Exercise prompt => Return each line of the data below verbatim; pictures are to be left out.

Input for this task =>
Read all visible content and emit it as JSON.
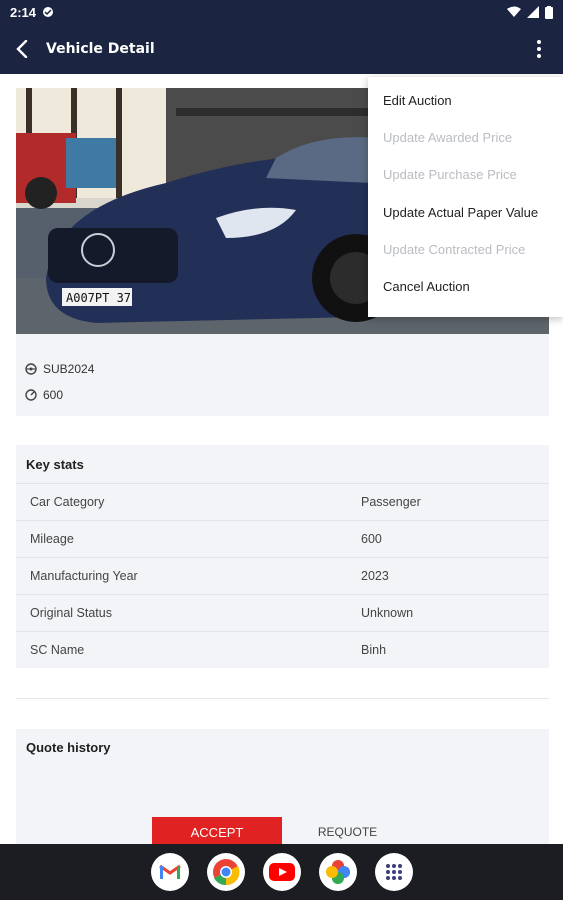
{
  "status_bar": {
    "time": "2:14"
  },
  "app_bar": {
    "title": "Vehicle Detail"
  },
  "photo": {
    "plate": "A007PT 37"
  },
  "vehicle": {
    "code": "SUB2024",
    "mileage": "600"
  },
  "key_stats": {
    "title": "Key stats",
    "rows": [
      {
        "label": "Car Category",
        "value": "Passenger"
      },
      {
        "label": "Mileage",
        "value": "600"
      },
      {
        "label": "Manufacturing Year",
        "value": "2023"
      },
      {
        "label": "Original Status",
        "value": "Unknown"
      },
      {
        "label": "SC Name",
        "value": "Binh"
      }
    ]
  },
  "quote_history": {
    "title": "Quote history",
    "accept_label": "ACCEPT",
    "requote_label": "REQUOTE"
  },
  "menu": {
    "items": [
      {
        "label": "Edit Auction",
        "enabled": true
      },
      {
        "label": "Update Awarded Price",
        "enabled": false
      },
      {
        "label": "Update Purchase Price",
        "enabled": false
      },
      {
        "label": "Update Actual Paper Value",
        "enabled": true
      },
      {
        "label": "Update Contracted Price",
        "enabled": false
      },
      {
        "label": "Cancel Auction",
        "enabled": true
      }
    ]
  },
  "dock": {
    "apps": [
      "gmail-icon",
      "chrome-icon",
      "youtube-icon",
      "photos-icon",
      "app-drawer-icon"
    ]
  },
  "colors": {
    "app_bar": "#1b2440",
    "accent": "#e02222",
    "card": "#f2f4f7"
  }
}
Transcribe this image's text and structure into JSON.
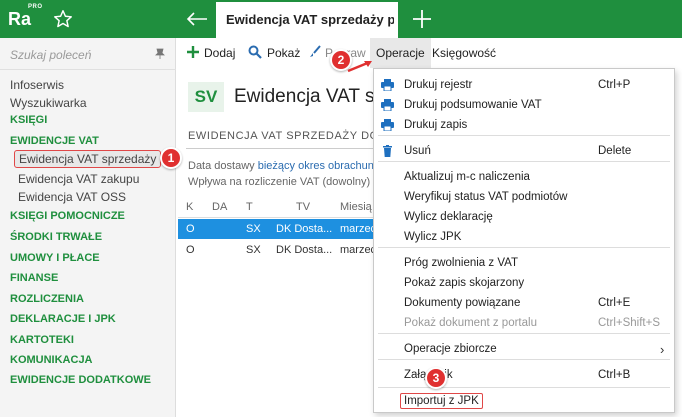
{
  "app": {
    "logo_text": "Ra",
    "logo_sup": "PRO"
  },
  "tabs": {
    "active_label": "Ewidencja VAT sprzedaży po"
  },
  "sidebar": {
    "search_placeholder": "Szukaj poleceń",
    "items": [
      {
        "label": "Infoserwis",
        "type": "plain"
      },
      {
        "label": "Wyszukiwarka",
        "type": "plain"
      },
      {
        "label": "KSIĘGI",
        "type": "head"
      },
      {
        "label": "EWIDENCJE VAT",
        "type": "head"
      },
      {
        "label": "Ewidencja VAT sprzedaży",
        "type": "selected"
      },
      {
        "label": "Ewidencja VAT zakupu",
        "type": "sub"
      },
      {
        "label": "Ewidencja VAT OSS",
        "type": "sub"
      },
      {
        "label": "KSIĘGI POMOCNICZE",
        "type": "head"
      },
      {
        "label": "ŚRODKI TRWAŁE",
        "type": "head"
      },
      {
        "label": "UMOWY I PŁACE",
        "type": "head"
      },
      {
        "label": "FINANSE",
        "type": "head"
      },
      {
        "label": "ROZLICZENIA",
        "type": "head"
      },
      {
        "label": "DEKLARACJE I JPK",
        "type": "head"
      },
      {
        "label": "KARTOTEKI",
        "type": "head"
      },
      {
        "label": "KOMUNIKACJA",
        "type": "head"
      },
      {
        "label": "EWIDENCJE DODATKOWE",
        "type": "head"
      }
    ]
  },
  "toolbar": {
    "add": "Dodaj",
    "show": "Pokaż",
    "edit": "Popraw",
    "operations": "Operacje",
    "accounting": "Księgowość"
  },
  "main": {
    "badge": "SV",
    "title": "Ewidencja VAT spr",
    "section": "EWIDENCJA VAT SPRZEDAŻY DO",
    "filter1_label": "Data dostawy",
    "filter1_value": "bieżący okres obrachunk",
    "filter2": "Wpływa na rozliczenie VAT (dowolny)",
    "columns": [
      "K",
      "DA",
      "T",
      "TV",
      "Miesią"
    ],
    "rows": [
      [
        "O",
        "",
        "SX",
        "DK Dosta...",
        "marzec"
      ],
      [
        "O",
        "",
        "SX",
        "DK Dosta...",
        "marzec"
      ]
    ]
  },
  "menu": {
    "items": [
      {
        "label": "Drukuj rejestr",
        "shortcut": "Ctrl+P",
        "icon": "printer-icon"
      },
      {
        "label": "Drukuj podsumowanie VAT",
        "shortcut": "",
        "icon": "printer-icon"
      },
      {
        "label": "Drukuj zapis",
        "shortcut": "",
        "icon": "printer-icon"
      },
      {
        "label": "Usuń",
        "shortcut": "Delete",
        "icon": "trash-icon"
      },
      {
        "label": "Aktualizuj m-c naliczenia",
        "shortcut": ""
      },
      {
        "label": "Weryfikuj status VAT podmiotów",
        "shortcut": ""
      },
      {
        "label": "Wylicz deklarację",
        "shortcut": ""
      },
      {
        "label": "Wylicz JPK",
        "shortcut": ""
      },
      {
        "label": "Próg zwolnienia z VAT",
        "shortcut": ""
      },
      {
        "label": "Pokaż zapis skojarzony",
        "shortcut": ""
      },
      {
        "label": "Dokumenty powiązane",
        "shortcut": "Ctrl+E"
      },
      {
        "label": "Pokaż dokument z portalu",
        "shortcut": "Ctrl+Shift+S",
        "disabled": true
      },
      {
        "label": "Operacje zbiorcze",
        "shortcut": "",
        "submenu": true
      },
      {
        "label": "Załącznik",
        "shortcut": "Ctrl+B"
      },
      {
        "label": "Importuj z JPK",
        "shortcut": ""
      }
    ]
  },
  "callouts": [
    "1",
    "2",
    "3"
  ],
  "colors": {
    "brand": "#1f8f3e",
    "highlight": "#e04848",
    "selection": "#1e90e0"
  }
}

Solved exercise =>
Read all visible content and emit it as JSON.
{
  "status_bar": {
    "time": "2:14"
  },
  "app_bar": {
    "title": "Vehicle Detail"
  },
  "photo": {
    "plate": "A007PT 37"
  },
  "vehicle": {
    "code": "SUB2024",
    "mileage": "600"
  },
  "key_stats": {
    "title": "Key stats",
    "rows": [
      {
        "label": "Car Category",
        "value": "Passenger"
      },
      {
        "label": "Mileage",
        "value": "600"
      },
      {
        "label": "Manufacturing Year",
        "value": "2023"
      },
      {
        "label": "Original Status",
        "value": "Unknown"
      },
      {
        "label": "SC Name",
        "value": "Binh"
      }
    ]
  },
  "quote_history": {
    "title": "Quote history",
    "accept_label": "ACCEPT",
    "requote_label": "REQUOTE"
  },
  "menu": {
    "items": [
      {
        "label": "Edit Auction",
        "enabled": true
      },
      {
        "label": "Update Awarded Price",
        "enabled": false
      },
      {
        "label": "Update Purchase Price",
        "enabled": false
      },
      {
        "label": "Update Actual Paper Value",
        "enabled": true
      },
      {
        "label": "Update Contracted Price",
        "enabled": false
      },
      {
        "label": "Cancel Auction",
        "enabled": true
      }
    ]
  },
  "dock": {
    "apps": [
      "gmail-icon",
      "chrome-icon",
      "youtube-icon",
      "photos-icon",
      "app-drawer-icon"
    ]
  },
  "colors": {
    "app_bar": "#1b2440",
    "accent": "#e02222",
    "card": "#f2f4f7"
  }
}
Transcribe this image's text and structure into JSON.
{
  "app": {
    "logo_text": "Ra",
    "logo_sup": "PRO"
  },
  "tabs": {
    "active_label": "Ewidencja VAT sprzedaży po"
  },
  "sidebar": {
    "search_placeholder": "Szukaj poleceń",
    "items": [
      {
        "label": "Infoserwis",
        "type": "plain"
      },
      {
        "label": "Wyszukiwarka",
        "type": "plain"
      },
      {
        "label": "KSIĘGI",
        "type": "head"
      },
      {
        "label": "EWIDENCJE VAT",
        "type": "head"
      },
      {
        "label": "Ewidencja VAT sprzedaży",
        "type": "selected"
      },
      {
        "label": "Ewidencja VAT zakupu",
        "type": "sub"
      },
      {
        "label": "Ewidencja VAT OSS",
        "type": "sub"
      },
      {
        "label": "KSIĘGI POMOCNICZE",
        "type": "head"
      },
      {
        "label": "ŚRODKI TRWAŁE",
        "type": "head"
      },
      {
        "label": "UMOWY I PŁACE",
        "type": "head"
      },
      {
        "label": "FINANSE",
        "type": "head"
      },
      {
        "label": "ROZLICZENIA",
        "type": "head"
      },
      {
        "label": "DEKLARACJE I JPK",
        "type": "head"
      },
      {
        "label": "KARTOTEKI",
        "type": "head"
      },
      {
        "label": "KOMUNIKACJA",
        "type": "head"
      },
      {
        "label": "EWIDENCJE DODATKOWE",
        "type": "head"
      }
    ]
  },
  "toolbar": {
    "add": "Dodaj",
    "show": "Pokaż",
    "edit": "Popraw",
    "operations": "Operacje",
    "accounting": "Księgowość"
  },
  "main": {
    "badge": "SV",
    "title": "Ewidencja VAT spr",
    "section": "EWIDENCJA VAT SPRZEDAŻY DO",
    "filter1_label": "Data dostawy",
    "filter1_value": "bieżący okres obrachunk",
    "filter2": "Wpływa na rozliczenie VAT (dowolny)",
    "columns": [
      "K",
      "DA",
      "T",
      "TV",
      "Miesią"
    ],
    "rows": [
      [
        "O",
        "",
        "SX",
        "DK Dosta...",
        "marzec"
      ],
      [
        "O",
        "",
        "SX",
        "DK Dosta...",
        "marzec"
      ]
    ]
  },
  "menu": {
    "items": [
      {
        "label": "Drukuj rejestr",
        "shortcut": "Ctrl+P",
        "icon": "printer-icon"
      },
      {
        "label": "Drukuj podsumowanie VAT",
        "shortcut": "",
        "icon": "printer-icon"
      },
      {
        "label": "Drukuj zapis",
        "shortcut": "",
        "icon": "printer-icon"
      },
      {
        "label": "Usuń",
        "shortcut": "Delete",
        "icon": "trash-icon"
      },
      {
        "label": "Aktualizuj m-c naliczenia",
        "shortcut": ""
      },
      {
        "label": "Weryfikuj status VAT podmiotów",
        "shortcut": ""
      },
      {
        "label": "Wylicz deklarację",
        "shortcut": ""
      },
      {
        "label": "Wylicz JPK",
        "shortcut": ""
      },
      {
        "label": "Próg zwolnienia z VAT",
        "shortcut": ""
      },
      {
        "label": "Pokaż zapis skojarzony",
        "shortcut": ""
      },
      {
        "label": "Dokumenty powiązane",
        "shortcut": "Ctrl+E"
      },
      {
        "label": "Pokaż dokument z portalu",
        "shortcut": "Ctrl+Shift+S",
        "disabled": true
      },
      {
        "label": "Operacje zbiorcze",
        "shortcut": "",
        "submenu": true
      },
      {
        "label": "Załącznik",
        "shortcut": "Ctrl+B"
      },
      {
        "label": "Importuj z JPK",
        "shortcut": ""
      }
    ]
  },
  "callouts": [
    "1",
    "2",
    "3"
  ],
  "colors": {
    "brand": "#1f8f3e",
    "highlight": "#e04848",
    "selection": "#1e90e0"
  }
}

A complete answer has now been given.